Task directions: Write out each line word for word. Drop pictures.
====== Data shown ======
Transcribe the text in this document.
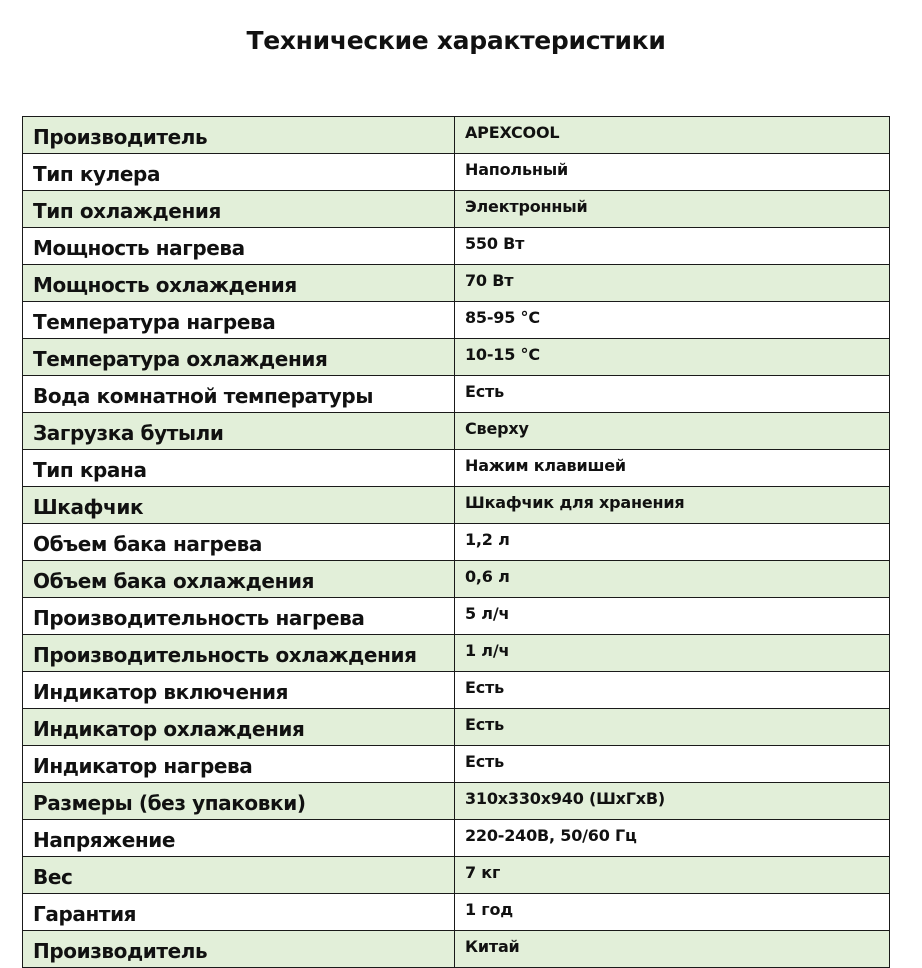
Технические характеристики
Производитель	APEXCOOL
Тип кулера	Напольный
Тип охлаждения	Электронный
Мощность нагрева	550 Вт
Мощность охлаждения	70 Вт
Температура нагрева	85-95 °C
Температура охлаждения	10-15 °C
Вода комнатной температуры	Есть
Загрузка бутыли	Сверху
Тип крана	Нажим клавишей
Шкафчик	Шкафчик для хранения
Объем бака нагрева	1,2 л
Объем бака охлаждения	0,6 л
Производительность нагрева	5 л/ч
Производительность охлаждения	1 л/ч
Индикатор включения	Есть
Индикатор охлаждения	Есть
Индикатор нагрева	Есть
Размеры (без упаковки)	310x330x940 (ШхГхВ)
Напряжение	220-240В, 50/60 Гц
Вес	7 кг
Гарантия	1 год
Производитель	Китай
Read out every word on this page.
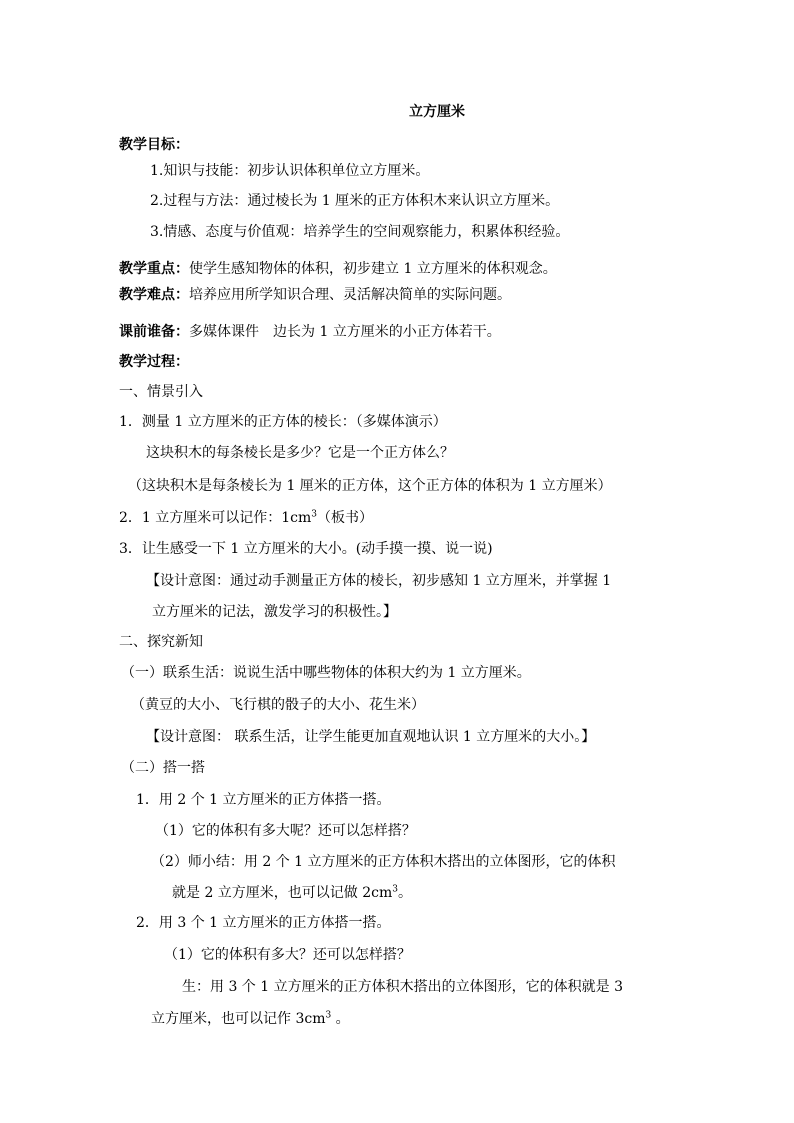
立方厘米

教学目标：

1.知识与技能：初步认识体积单位立方厘米。

2.过程与方法：通过棱长为 1 厘米的正方体积木来认识立方厘米。

3.情感、态度与价值观：培养学生的空间观察能力，积累体积经验。

教学重点：使学生感知物体的体积，初步建立 1 立方厘米的体积观念。

教学难点：培养应用所学知识合理、灵活解决简单的实际问题。

课前谁备：多媒体课件　边长为 1 立方厘米的小正方体若干。

教学过程：

一、情景引入

1．测量 1 立方厘米的正方体的棱长：（多媒体演示）

这块积木的每条棱长是多少？它是一个正方体么？

（这块积木是每条棱长为 1 厘米的正方体，这个正方体的体积为 1 立方厘米）

2．1 立方厘米可以记作：$1cm^3$（板书）

3．让生感受一下 1 立方厘米的大小。(动手摸一摸、说一说)

【设计意图：通过动手测量正方体的棱长，初步感知 1 立方厘米，并掌握 1

立方厘米的记法，激发学习的积极性。】

二、探究新知

（一）联系生活：说说生活中哪些物体的体积大约为 1 立方厘米。

（黄豆的大小、飞行棋的骰子的大小、花生米）

【设计意图： 联系生活，让学生能更加直观地认识 1 立方厘米的大小。】

（二）搭一搭

1．用 2 个 1 立方厘米的正方体搭一搭。

（1）它的体积有多大呢？还可以怎样搭？

（2）师小结：用 2 个 1 立方厘米的正方体积木搭出的立体图形，它的体积

就是 2 立方厘米，也可以记做 $2cm^3$。

2．用 3 个 1 立方厘米的正方体搭一搭。

（1）它的体积有多大？还可以怎样搭？

生：用 3 个 1 立方厘米的正方体积木搭出的立体图形，它的体积就是 3

立方厘米，也可以记作 $3cm^3$ 。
======
Task solution:
Transcribe the text in this document.
Технические характеристики
Производитель	APEXCOOL
Тип кулера	Напольный
Тип охлаждения	Электронный
Мощность нагрева	550 Вт
Мощность охлаждения	70 Вт
Температура нагрева	85-95 °C
Температура охлаждения	10-15 °C
Вода комнатной температуры	Есть
Загрузка бутыли	Сверху
Тип крана	Нажим клавишей
Шкафчик	Шкафчик для хранения
Объем бака нагрева	1,2 л
Объем бака охлаждения	0,6 л
Производительность нагрева	5 л/ч
Производительность охлаждения	1 л/ч
Индикатор включения	Есть
Индикатор охлаждения	Есть
Индикатор нагрева	Есть
Размеры (без упаковки)	310x330x940 (ШхГхВ)
Напряжение	220-240В, 50/60 Гц
Вес	7 кг
Гарантия	1 год
Производитель	Китай
Read out every word on this page.
立方厘米

教学目标：

1.知识与技能：初步认识体积单位立方厘米。

2.过程与方法：通过棱长为 1 厘米的正方体积木来认识立方厘米。

3.情感、态度与价值观：培养学生的空间观察能力，积累体积经验。

教学重点：使学生感知物体的体积，初步建立 1 立方厘米的体积观念。

教学难点：培养应用所学知识合理、灵活解决简单的实际问题。

课前谁备：多媒体课件　边长为 1 立方厘米的小正方体若干。

教学过程：

一、情景引入

1．测量 1 立方厘米的正方体的棱长：（多媒体演示）

这块积木的每条棱长是多少？它是一个正方体么？

（这块积木是每条棱长为 1 厘米的正方体，这个正方体的体积为 1 立方厘米）

2．1 立方厘米可以记作：$1cm^3$（板书）

3．让生感受一下 1 立方厘米的大小。(动手摸一摸、说一说)

【设计意图：通过动手测量正方体的棱长，初步感知 1 立方厘米，并掌握 1

立方厘米的记法，激发学习的积极性。】

二、探究新知

（一）联系生活：说说生活中哪些物体的体积大约为 1 立方厘米。

（黄豆的大小、飞行棋的骰子的大小、花生米）

【设计意图： 联系生活，让学生能更加直观地认识 1 立方厘米的大小。】

（二）搭一搭

1．用 2 个 1 立方厘米的正方体搭一搭。

（1）它的体积有多大呢？还可以怎样搭？

（2）师小结：用 2 个 1 立方厘米的正方体积木搭出的立体图形，它的体积

就是 2 立方厘米，也可以记做 $2cm^3$。

2．用 3 个 1 立方厘米的正方体搭一搭。

（1）它的体积有多大？还可以怎样搭？

生：用 3 个 1 立方厘米的正方体积木搭出的立体图形，它的体积就是 3

立方厘米，也可以记作 $3cm^3$ 。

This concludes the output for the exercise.